GIVEN DATA:
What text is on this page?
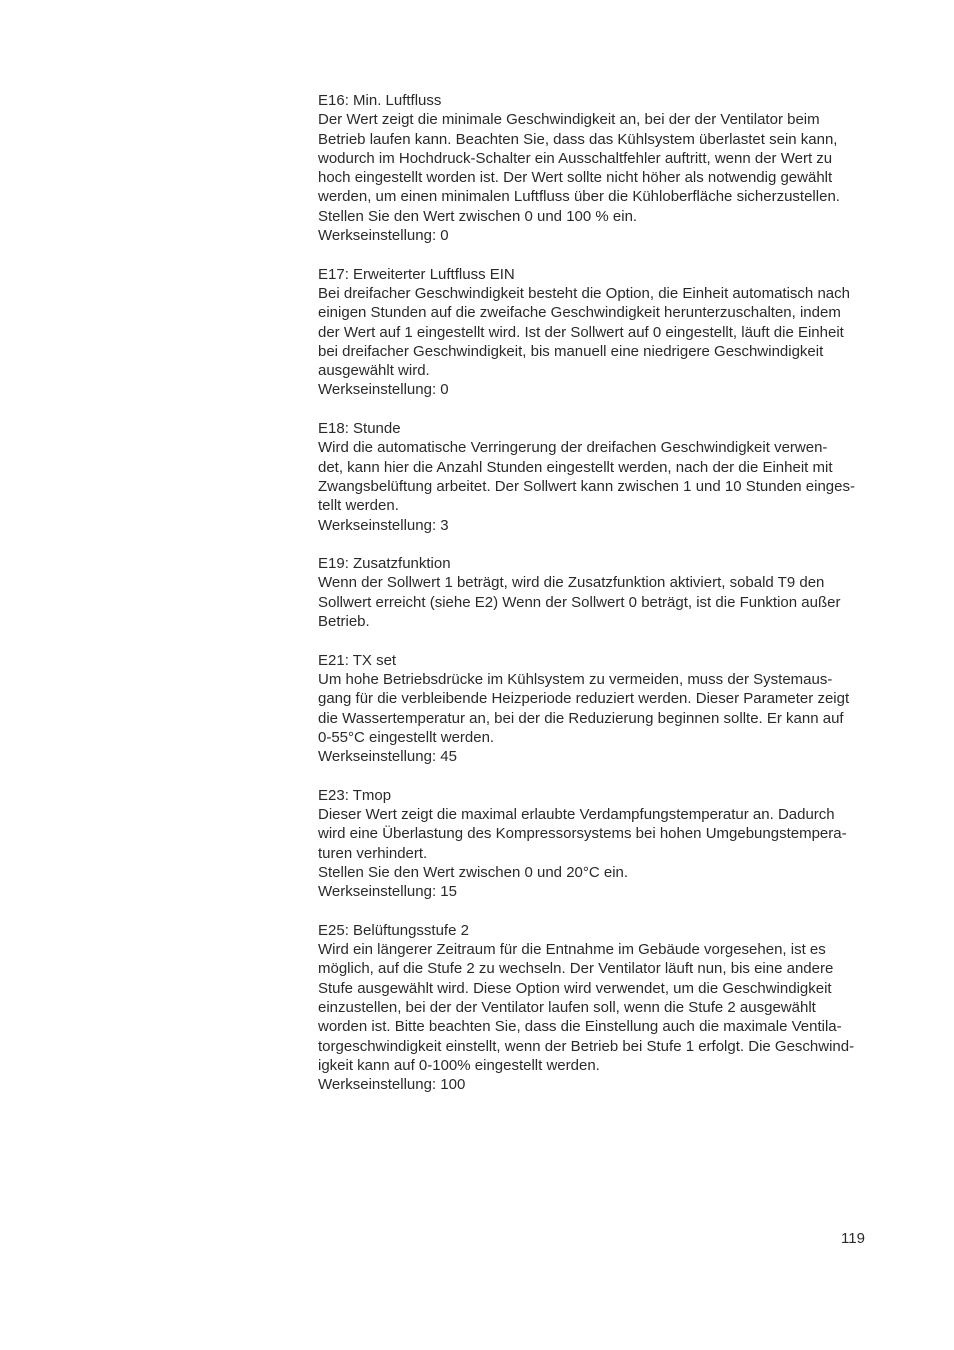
E16: Min. Luftfluss
Der Wert zeigt die minimale Geschwindigkeit an, bei der der Ventilator beim
Betrieb laufen kann. Beachten Sie, dass das Kühlsystem überlastet sein kann,
wodurch im Hochdruck-Schalter ein Ausschaltfehler auftritt, wenn der Wert zu
hoch eingestellt worden ist. Der Wert sollte nicht höher als notwendig gewählt
werden, um einen minimalen Luftfluss über die Kühloberfläche sicherzustellen.
Stellen Sie den Wert zwischen 0 und 100 % ein.
Werkseinstellung: 0
E17: Erweiterter Luftfluss EIN
Bei dreifacher Geschwindigkeit besteht die Option, die Einheit automatisch nach
einigen Stunden auf die zweifache Geschwindigkeit herunterzuschalten, indem
der Wert auf 1 eingestellt wird. Ist der Sollwert auf 0 eingestellt, läuft die Einheit
bei dreifacher Geschwindigkeit, bis manuell eine niedrigere Geschwindigkeit
ausgewählt wird.
Werkseinstellung: 0
E18: Stunde
Wird die automatische Verringerung der dreifachen Geschwindigkeit verwen-
det, kann hier die Anzahl Stunden eingestellt werden, nach der die Einheit mit
Zwangsbelüftung arbeitet. Der Sollwert kann zwischen 1 und 10 Stunden einges-
tellt werden.
Werkseinstellung: 3
E19: Zusatzfunktion
Wenn der Sollwert 1 beträgt, wird die Zusatzfunktion aktiviert, sobald T9 den
Sollwert erreicht (siehe E2) Wenn der Sollwert 0 beträgt, ist die Funktion außer
Betrieb.
E21: TX set
Um hohe Betriebsdrücke im Kühlsystem zu vermeiden, muss der Systemaus-
gang für die verbleibende Heizperiode reduziert werden. Dieser Parameter zeigt
die Wassertemperatur an, bei der die Reduzierung beginnen sollte. Er kann auf
0-55°C eingestellt werden.
Werkseinstellung: 45
E23: Tmop
Dieser Wert zeigt die maximal erlaubte Verdampfungstemperatur an. Dadurch
wird eine Überlastung des Kompressorsystems bei hohen Umgebungstempera-
turen verhindert.
Stellen Sie den Wert zwischen 0 und 20°C ein.
Werkseinstellung: 15
E25: Belüftungsstufe 2
Wird ein längerer Zeitraum für die Entnahme im Gebäude vorgesehen, ist es
möglich, auf die Stufe 2 zu wechseln. Der Ventilator läuft nun, bis eine andere
Stufe ausgewählt wird. Diese Option wird verwendet, um die Geschwindigkeit
einzustellen, bei der der Ventilator laufen soll, wenn die Stufe 2 ausgewählt
worden ist. Bitte beachten Sie, dass die Einstellung auch die maximale Ventila-
torgeschwindigkeit einstellt, wenn der Betrieb bei Stufe 1 erfolgt. Die Geschwind-
igkeit kann auf 0-100% eingestellt werden.
Werkseinstellung: 100
119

WHAT YOU HAVE TO DO: For each line of the listing that holds the word "Kühlsystem", show that line.

THE SOLUTION:
Betrieb laufen kann. Beachten Sie, dass das Kühlsystem überlastet sein kann,
Um hohe Betriebsdrücke im Kühlsystem zu vermeiden, muss der Systemaus-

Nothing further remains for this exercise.